What you need to do:
Your task is to tally the lines of the listing containing the word "verified" and report the figure alone.

** BEGIN Data shown **

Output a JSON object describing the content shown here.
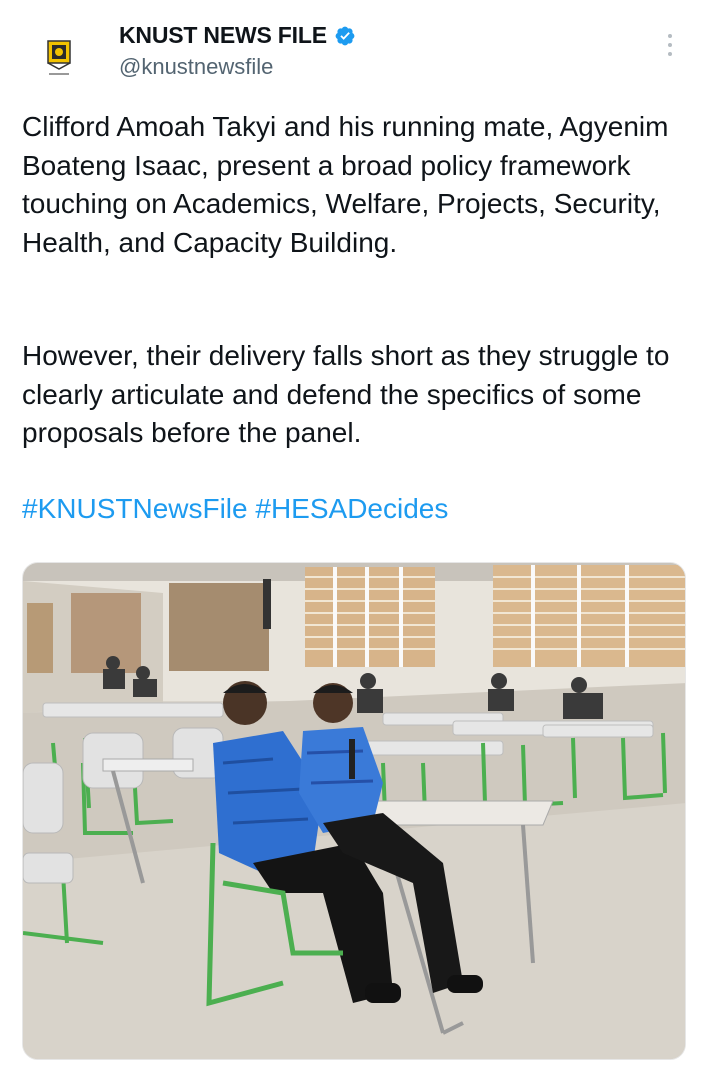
{
  "header": {
    "display_name": "KNUST NEWS FILE",
    "handle": "@knustnewsfile",
    "verified_icon": "verified-badge-icon",
    "avatar_icon": "knust-logo-icon",
    "more_icon": "vertical-dots-icon"
  },
  "post": {
    "paragraph_1": "Clifford Amoah Takyi and his running mate, Agyenim Boateng Isaac, present a broad policy framework touching on Academics, Welfare, Projects, Security, Health, and Capacity Building.",
    "paragraph_2": "However, their delivery falls short as they struggle to clearly articulate and defend the specifics of some proposals before the panel.",
    "hashtags": [
      "#KNUSTNewsFile",
      "#HESADecides"
    ]
  },
  "media": {
    "photo_icon": "lecture-hall-photo"
  },
  "colors": {
    "link": "#1d9bf0",
    "verified": "#1d9bf0",
    "text": "#0f1419",
    "secondary": "#536471"
  }
}
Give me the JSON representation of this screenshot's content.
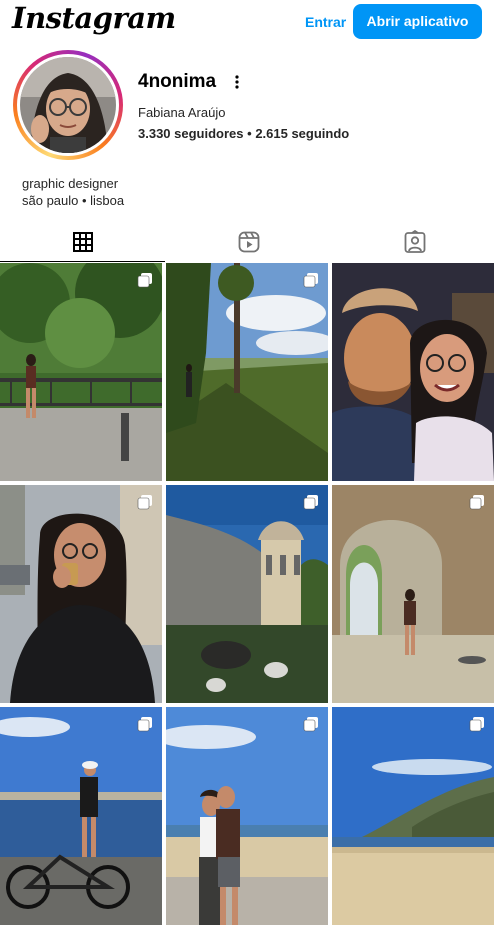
{
  "header": {
    "logo_text": "Instagram",
    "login_label": "Entrar",
    "open_app_label": "Abrir aplicativo"
  },
  "profile": {
    "username": "4nonima",
    "full_name": "Fabiana Araújo",
    "followers": "3.330 seguidores",
    "separator": "•",
    "following": "2.615 seguindo",
    "bio_line1": "graphic designer",
    "bio_line2": "são paulo • lisboa"
  },
  "tabs": [
    {
      "icon": "grid-icon",
      "active": true
    },
    {
      "icon": "reels-icon",
      "active": false
    },
    {
      "icon": "tagged-icon",
      "active": false
    }
  ],
  "posts": [
    {
      "scene": "woman standing on bridge with railing, trees",
      "multi": true
    },
    {
      "scene": "person on hillside path, valley view",
      "multi": true
    },
    {
      "scene": "illustrated couple selfie at night",
      "multi": false
    },
    {
      "scene": "woman drinking coffee on street",
      "multi": true
    },
    {
      "scene": "historic colonnade building courtyard",
      "multi": true
    },
    {
      "scene": "woman under stone archway",
      "multi": true
    },
    {
      "scene": "woman with bicycle by the sea",
      "multi": true
    },
    {
      "scene": "couple on beach promenade",
      "multi": true
    },
    {
      "scene": "beach with cliffs",
      "multi": true
    }
  ],
  "colors": {
    "accent": "#0095f6",
    "text": "#262626"
  }
}
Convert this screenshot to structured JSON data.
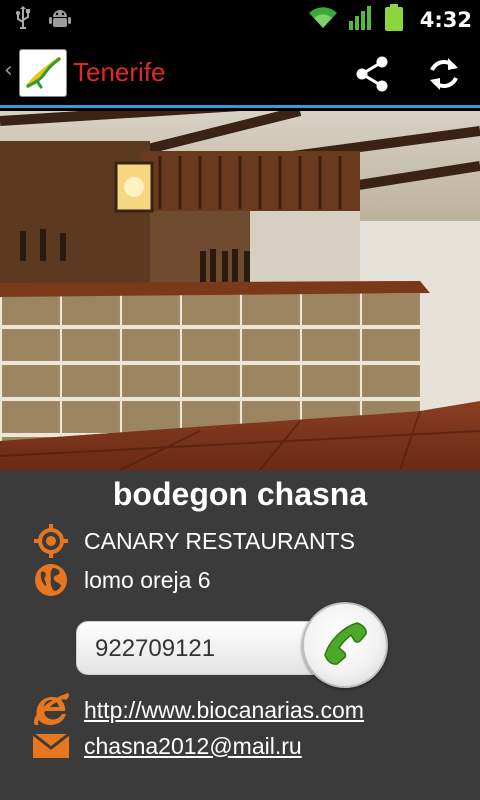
{
  "status_bar": {
    "time": "4:32",
    "icons": [
      "usb-icon",
      "android-debug-icon",
      "wifi-icon",
      "signal-icon",
      "battery-icon"
    ]
  },
  "action_bar": {
    "title": "Tenerife",
    "title_color": "#e02a2a",
    "accent": "#2e9fd7",
    "actions": [
      "share-icon",
      "refresh-icon"
    ]
  },
  "place": {
    "name": "bodegon chasna",
    "category": "CANARY RESTAURANTS",
    "address": "lomo oreja 6",
    "phone": "922709121",
    "website": "http://www.biocanarias.com",
    "email": "chasna2012@mail.ru"
  },
  "colors": {
    "icon_orange": "#e8761f",
    "call_green": "#4ea82a",
    "panel_bg": "#3b3b3b"
  }
}
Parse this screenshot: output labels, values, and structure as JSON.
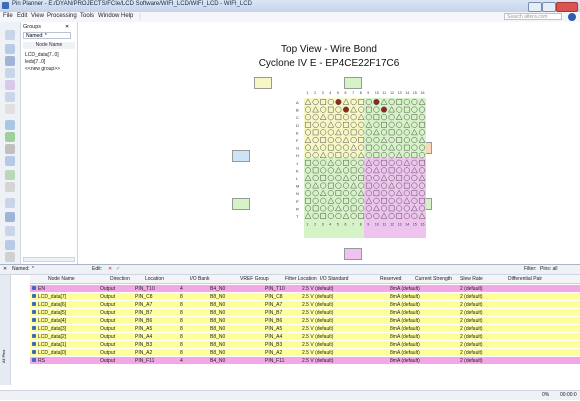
{
  "window": {
    "title": "Pin Planner - E:/DYAN/PROJECTS/FCIe/LCD Software/WIFI_LCD/WIFI_LCD - WIFI_LCD"
  },
  "menu": {
    "items": [
      "File",
      "Edit",
      "View",
      "Processing",
      "Tools",
      "Window",
      "Help"
    ],
    "search_placeholder": "Search altera.com"
  },
  "groups_panel": {
    "header": "Groups",
    "named_label": "Named:",
    "named_value": "*",
    "column": "Node Name",
    "items": [
      "LCD_data[7..0]",
      "leds[7..0]",
      "<<new group>>"
    ]
  },
  "view": {
    "title": "Top View - Wire Bond",
    "subtitle": "Cyclone IV E - EP4CE22F17C6",
    "row_letters": [
      "A",
      "B",
      "C",
      "D",
      "E",
      "F",
      "G",
      "H",
      "J",
      "K",
      "L",
      "M",
      "N",
      "P",
      "R",
      "T"
    ],
    "column_numbers": [
      "1",
      "2",
      "3",
      "4",
      "5",
      "6",
      "7",
      "8",
      "9",
      "10",
      "11",
      "12",
      "13",
      "14",
      "15",
      "16"
    ]
  },
  "bottom": {
    "named_label": "Named:",
    "named_value": "*",
    "edit_label": "Edit:",
    "filter_label": "Filter:",
    "filter_value": "Pins: all",
    "side_tab": "All Pins",
    "columns": [
      "Node Name",
      "Direction",
      "Location",
      "I/O Bank",
      "VREF Group",
      "Fitter Location",
      "I/O Standard",
      "Reserved",
      "Current Strength",
      "Slew Rate",
      "Differential Pair"
    ],
    "rows": [
      {
        "name": "EN",
        "dir": "Output",
        "loc": "PIN_T10",
        "bank": "4",
        "vref": "B4_N0",
        "fit": "PIN_T10",
        "std": "2.5 V (default)",
        "cur": "8mA (default)",
        "slew": "2 (default)",
        "style": "pink"
      },
      {
        "name": "LCD_data[7]",
        "dir": "Output",
        "loc": "PIN_C8",
        "bank": "8",
        "vref": "B8_N0",
        "fit": "PIN_C8",
        "std": "2.5 V (default)",
        "cur": "8mA (default)",
        "slew": "2 (default)",
        "style": "yellow"
      },
      {
        "name": "LCD_data[6]",
        "dir": "Output",
        "loc": "PIN_A7",
        "bank": "8",
        "vref": "B8_N0",
        "fit": "PIN_A7",
        "std": "2.5 V (default)",
        "cur": "8mA (default)",
        "slew": "2 (default)",
        "style": "yellow"
      },
      {
        "name": "LCD_data[5]",
        "dir": "Output",
        "loc": "PIN_B7",
        "bank": "8",
        "vref": "B8_N0",
        "fit": "PIN_B7",
        "std": "2.5 V (default)",
        "cur": "8mA (default)",
        "slew": "2 (default)",
        "style": "yellow"
      },
      {
        "name": "LCD_data[4]",
        "dir": "Output",
        "loc": "PIN_B6",
        "bank": "8",
        "vref": "B8_N0",
        "fit": "PIN_B6",
        "std": "2.5 V (default)",
        "cur": "8mA (default)",
        "slew": "2 (default)",
        "style": "yellow"
      },
      {
        "name": "LCD_data[3]",
        "dir": "Output",
        "loc": "PIN_A5",
        "bank": "8",
        "vref": "B8_N0",
        "fit": "PIN_A5",
        "std": "2.5 V (default)",
        "cur": "8mA (default)",
        "slew": "2 (default)",
        "style": "yellow"
      },
      {
        "name": "LCD_data[2]",
        "dir": "Output",
        "loc": "PIN_A4",
        "bank": "8",
        "vref": "B8_N0",
        "fit": "PIN_A4",
        "std": "2.5 V (default)",
        "cur": "8mA (default)",
        "slew": "2 (default)",
        "style": "yellow"
      },
      {
        "name": "LCD_data[1]",
        "dir": "Output",
        "loc": "PIN_B3",
        "bank": "8",
        "vref": "B8_N0",
        "fit": "PIN_B3",
        "std": "2.5 V (default)",
        "cur": "8mA (default)",
        "slew": "2 (default)",
        "style": "yellow"
      },
      {
        "name": "LCD_data[0]",
        "dir": "Output",
        "loc": "PIN_A2",
        "bank": "8",
        "vref": "B8_N0",
        "fit": "PIN_A2",
        "std": "2.5 V (default)",
        "cur": "8mA (default)",
        "slew": "2 (default)",
        "style": "yellow"
      },
      {
        "name": "RS",
        "dir": "Output",
        "loc": "PIN_F11",
        "bank": "4",
        "vref": "B4_N0",
        "fit": "PIN_F11",
        "std": "2.5 V (default)",
        "cur": "8mA (default)",
        "slew": "2 (default)",
        "style": "pink"
      }
    ]
  },
  "status": {
    "progress": "0%",
    "time": "00:00:0"
  }
}
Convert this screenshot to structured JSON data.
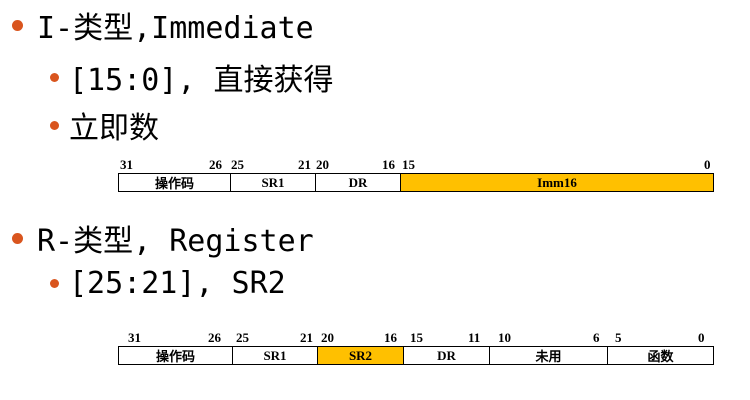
{
  "bullets": {
    "i_type": "I-类型,Immediate",
    "i_sub1": "[15:0], 直接获得",
    "i_sub2": "立即数",
    "r_type": "R-类型, Register",
    "r_sub1": "[25:21], SR2"
  },
  "i_format": {
    "bits": [
      "31",
      "26",
      "25",
      "21",
      "20",
      "16",
      "15",
      "0"
    ],
    "fields": [
      "操作码",
      "SR1",
      "DR",
      "Imm16"
    ]
  },
  "r_format": {
    "bits": [
      "31",
      "26",
      "25",
      "21",
      "20",
      "16",
      "15",
      "11",
      "10",
      "6",
      "5",
      "0"
    ],
    "fields": [
      "操作码",
      "SR1",
      "SR2",
      "DR",
      "未用",
      "函数"
    ]
  },
  "colors": {
    "bullet": "#d9551e",
    "highlight": "#ffc000"
  }
}
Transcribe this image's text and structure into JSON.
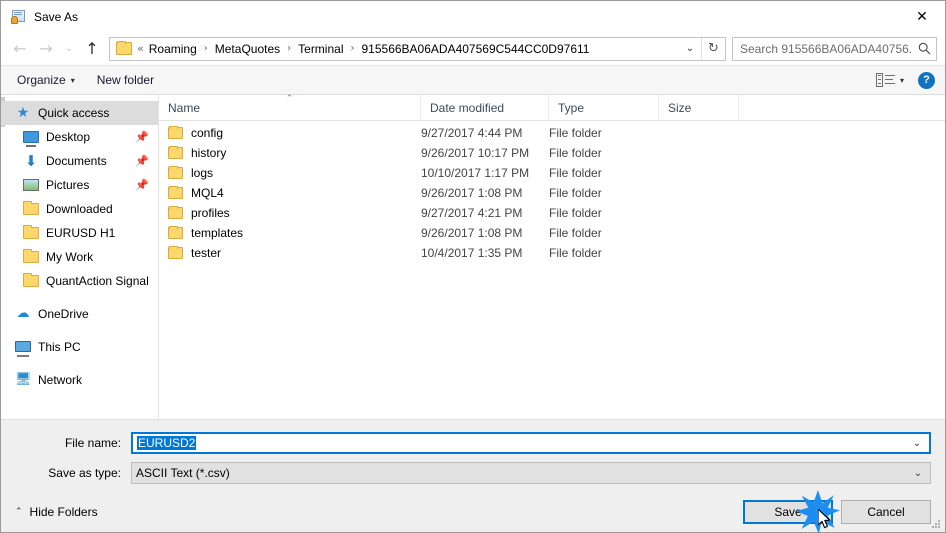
{
  "window": {
    "title": "Save As",
    "icon": "save-as-icon",
    "close_label": "✕"
  },
  "nav": {
    "back_label": "←",
    "forward_label": "→",
    "recent_label": "⌄",
    "up_label": "↑",
    "breadcrumb_prefix": "«",
    "breadcrumb": [
      "Roaming",
      "MetaQuotes",
      "Terminal",
      "915566BA06ADA407569C544CC0D97611"
    ],
    "separator": "›",
    "address_chevron": "⌄",
    "refresh_label": "↻"
  },
  "search": {
    "placeholder": "Search 915566BA06ADA40756...",
    "icon": "search-icon"
  },
  "toolbar": {
    "organize_label": "Organize",
    "organize_caret": "▾",
    "new_folder_label": "New folder",
    "view_caret": "▾",
    "help_label": "?"
  },
  "sidebar": {
    "items": [
      {
        "label": "Quick access",
        "icon": "star-icon",
        "selected": true,
        "pinned": false,
        "root": true
      },
      {
        "label": "Desktop",
        "icon": "desktop-icon",
        "selected": false,
        "pinned": true,
        "root": false
      },
      {
        "label": "Documents",
        "icon": "documents-icon",
        "selected": false,
        "pinned": true,
        "root": false
      },
      {
        "label": "Pictures",
        "icon": "pictures-icon",
        "selected": false,
        "pinned": true,
        "root": false
      },
      {
        "label": "Downloaded",
        "icon": "folder-icon",
        "selected": false,
        "pinned": false,
        "root": false
      },
      {
        "label": "EURUSD H1",
        "icon": "folder-icon",
        "selected": false,
        "pinned": false,
        "root": false
      },
      {
        "label": "My Work",
        "icon": "folder-icon",
        "selected": false,
        "pinned": false,
        "root": false
      },
      {
        "label": "QuantAction Signal",
        "icon": "folder-icon",
        "selected": false,
        "pinned": false,
        "root": false
      },
      {
        "label": "OneDrive",
        "icon": "onedrive-icon",
        "selected": false,
        "pinned": false,
        "root": true
      },
      {
        "label": "This PC",
        "icon": "this-pc-icon",
        "selected": false,
        "pinned": false,
        "root": true
      },
      {
        "label": "Network",
        "icon": "network-icon",
        "selected": false,
        "pinned": false,
        "root": true
      }
    ],
    "pin_glyph": "📌"
  },
  "filelist": {
    "columns": [
      "Name",
      "Date modified",
      "Type",
      "Size"
    ],
    "sort_caret": "⌃",
    "rows": [
      {
        "name": "config",
        "date": "9/27/2017 4:44 PM",
        "type": "File folder",
        "size": ""
      },
      {
        "name": "history",
        "date": "9/26/2017 10:17 PM",
        "type": "File folder",
        "size": ""
      },
      {
        "name": "logs",
        "date": "10/10/2017 1:17 PM",
        "type": "File folder",
        "size": ""
      },
      {
        "name": "MQL4",
        "date": "9/26/2017 1:08 PM",
        "type": "File folder",
        "size": ""
      },
      {
        "name": "profiles",
        "date": "9/27/2017 4:21 PM",
        "type": "File folder",
        "size": ""
      },
      {
        "name": "templates",
        "date": "9/26/2017 1:08 PM",
        "type": "File folder",
        "size": ""
      },
      {
        "name": "tester",
        "date": "10/4/2017 1:35 PM",
        "type": "File folder",
        "size": ""
      }
    ]
  },
  "form": {
    "filename_label": "File name:",
    "filename_value": "EURUSD2",
    "filetype_label": "Save as type:",
    "filetype_value": "ASCII Text (*.csv)",
    "dropdown_glyph": "⌄"
  },
  "footer": {
    "hide_folders_label": "Hide Folders",
    "hide_folders_caret": "⌃",
    "save_label": "Save",
    "cancel_label": "Cancel"
  },
  "colors": {
    "accent": "#0078d7",
    "selection": "#0078d7",
    "folder": "#fcd86c",
    "burst": "#1d8ef0"
  }
}
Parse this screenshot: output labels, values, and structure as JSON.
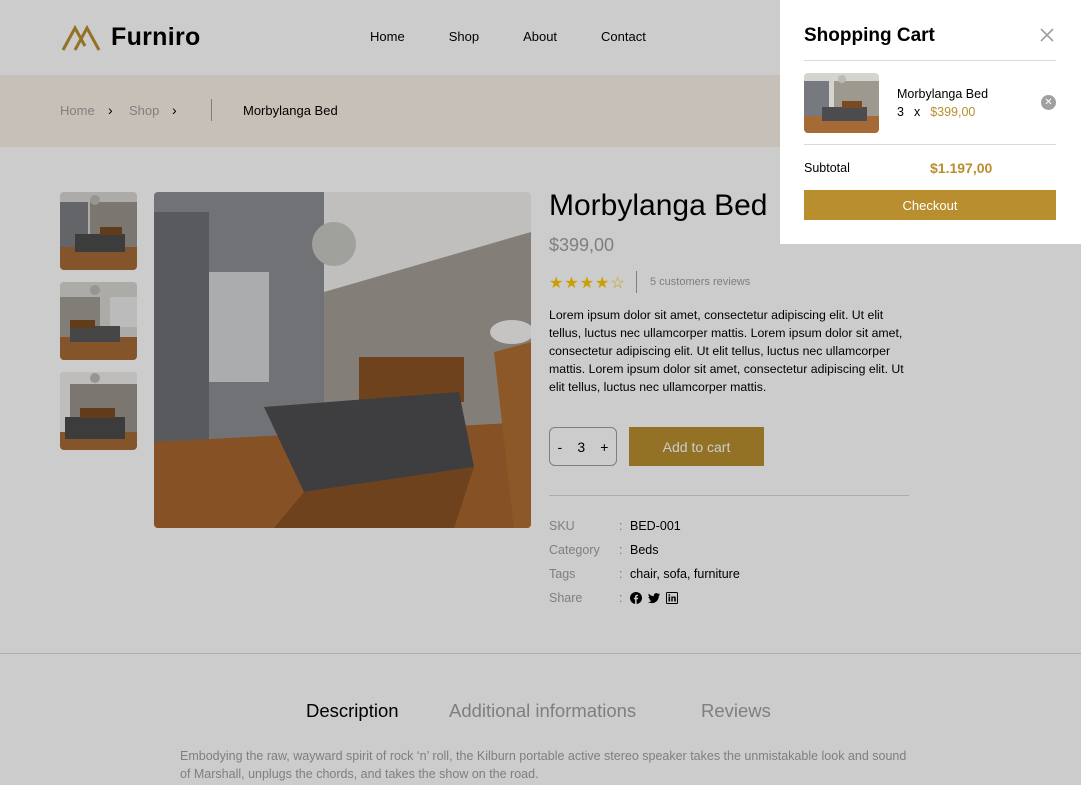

** END Data shown **

Solution for this exercise:
2